- **What you will do**
Give back the full material, exactly as it reads.

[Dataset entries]

- - -

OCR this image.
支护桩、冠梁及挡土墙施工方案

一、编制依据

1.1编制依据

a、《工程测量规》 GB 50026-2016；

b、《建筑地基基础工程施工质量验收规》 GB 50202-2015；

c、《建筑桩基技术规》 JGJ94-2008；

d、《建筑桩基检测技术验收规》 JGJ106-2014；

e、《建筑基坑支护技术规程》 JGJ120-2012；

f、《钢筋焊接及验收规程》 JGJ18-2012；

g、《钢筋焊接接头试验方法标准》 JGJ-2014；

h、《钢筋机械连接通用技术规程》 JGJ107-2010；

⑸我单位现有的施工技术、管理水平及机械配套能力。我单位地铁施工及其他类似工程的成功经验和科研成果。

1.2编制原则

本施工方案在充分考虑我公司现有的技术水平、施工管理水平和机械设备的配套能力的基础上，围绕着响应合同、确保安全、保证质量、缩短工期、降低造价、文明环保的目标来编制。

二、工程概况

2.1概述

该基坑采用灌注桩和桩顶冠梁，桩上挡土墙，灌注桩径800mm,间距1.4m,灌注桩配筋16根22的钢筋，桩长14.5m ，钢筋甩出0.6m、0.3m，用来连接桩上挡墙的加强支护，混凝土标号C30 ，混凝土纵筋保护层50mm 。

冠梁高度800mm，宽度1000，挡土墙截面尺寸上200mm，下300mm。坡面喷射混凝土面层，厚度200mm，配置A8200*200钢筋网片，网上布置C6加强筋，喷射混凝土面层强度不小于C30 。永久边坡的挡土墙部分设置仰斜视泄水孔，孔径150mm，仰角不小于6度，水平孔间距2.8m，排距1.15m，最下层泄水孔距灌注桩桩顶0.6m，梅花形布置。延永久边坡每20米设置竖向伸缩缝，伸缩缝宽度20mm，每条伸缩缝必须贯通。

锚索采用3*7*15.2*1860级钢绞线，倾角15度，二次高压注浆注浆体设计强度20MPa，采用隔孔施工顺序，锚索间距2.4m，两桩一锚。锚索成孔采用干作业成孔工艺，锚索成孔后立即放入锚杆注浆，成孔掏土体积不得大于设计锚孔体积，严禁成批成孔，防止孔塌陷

- - -

- **Result**
OCR this image.
支护桩、冠梁及挡土墙施工方案

一、编制依据

1.1编制依据

a、《工程测量规》 GB 50026-2016；

b、《建筑地基基础工程施工质量验收规》 GB 50202-2015；

c、《建筑桩基技术规》 JGJ94-2008；

d、《建筑桩基检测技术验收规》 JGJ106-2014；

e、《建筑基坑支护技术规程》 JGJ120-2012；

f、《钢筋焊接及验收规程》 JGJ18-2012；

g、《钢筋焊接接头试验方法标准》 JGJ-2014；

h、《钢筋机械连接通用技术规程》 JGJ107-2010；

⑸我单位现有的施工技术、管理水平及机械配套能力。我单位地铁施工及其他类似工程的成功经验和科研成果。

1.2编制原则

本施工方案在充分考虑我公司现有的技术水平、施工管理水平和机械设备的配套能力的基础上，围绕着响应合同、确保安全、保证质量、缩短工期、降低造价、文明环保的目标来编制。

二、工程概况

2.1概述

该基坑采用灌注桩和桩顶冠梁，桩上挡土墙，灌注桩径800mm,间距1.4m,灌注桩配筋16根22的钢筋，桩长14.5m ，钢筋甩出0.6m、0.3m，用来连接桩上挡墙的加强支护，混凝土标号C30 ，混凝土纵筋保护层50mm 。

冠梁高度800mm，宽度1000，挡土墙截面尺寸上200mm，下300mm。坡面喷射混凝土面层，厚度200mm，配置A8200*200钢筋网片，网上布置C6加强筋，喷射混凝土面层强度不小于C30 。永久边坡的挡土墙部分设置仰斜视泄水孔，孔径150mm，仰角不小于6度，水平孔间距2.8m，排距1.15m，最下层泄水孔距灌注桩桩顶0.6m，梅花形布置。延永久边坡每20米设置竖向伸缩缝，伸缩缝宽度20mm，每条伸缩缝必须贯通。

锚索采用3*7*15.2*1860级钢绞线，倾角15度，二次高压注浆注浆体设计强度20MPa，采用隔孔施工顺序，锚索间距2.4m，两桩一锚。锚索成孔采用干作业成孔工艺，锚索成孔后立即放入锚杆注浆，成孔掏土体积不得大于设计锚孔体积，严禁成批成孔，防止孔塌陷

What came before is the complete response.